** LISTED ENTRIES **
>>

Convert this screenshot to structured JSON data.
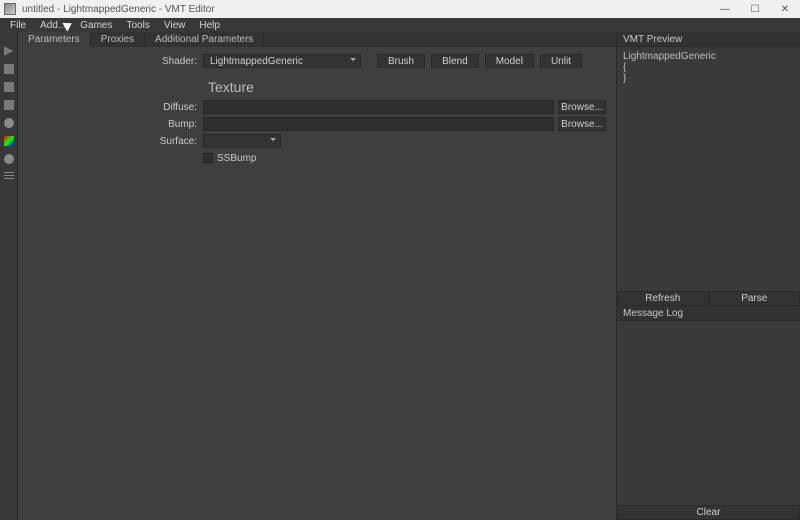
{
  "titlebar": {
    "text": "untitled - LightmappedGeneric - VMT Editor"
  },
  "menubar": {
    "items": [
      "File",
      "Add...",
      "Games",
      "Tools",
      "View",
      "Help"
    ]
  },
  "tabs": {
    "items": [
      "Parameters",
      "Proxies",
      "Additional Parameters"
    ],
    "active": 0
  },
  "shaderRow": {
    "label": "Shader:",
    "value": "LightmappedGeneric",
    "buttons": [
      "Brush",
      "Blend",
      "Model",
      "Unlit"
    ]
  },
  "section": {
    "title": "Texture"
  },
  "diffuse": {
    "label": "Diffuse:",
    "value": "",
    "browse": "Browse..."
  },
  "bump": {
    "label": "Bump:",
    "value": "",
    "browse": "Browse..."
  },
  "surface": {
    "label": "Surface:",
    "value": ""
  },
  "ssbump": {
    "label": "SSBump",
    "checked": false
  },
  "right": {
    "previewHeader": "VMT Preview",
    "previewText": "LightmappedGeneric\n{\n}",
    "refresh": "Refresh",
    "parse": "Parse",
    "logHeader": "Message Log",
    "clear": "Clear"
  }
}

<<

** YOUR GOAL **
Go through the listing above and return every line where the word "label" occurs.

** ANSWER FOR THE TASK **
    "label": "Shader:",
    "label": "Diffuse:",
    "label": "Bump:",
    "label": "Surface:",
    "label": "SSBump",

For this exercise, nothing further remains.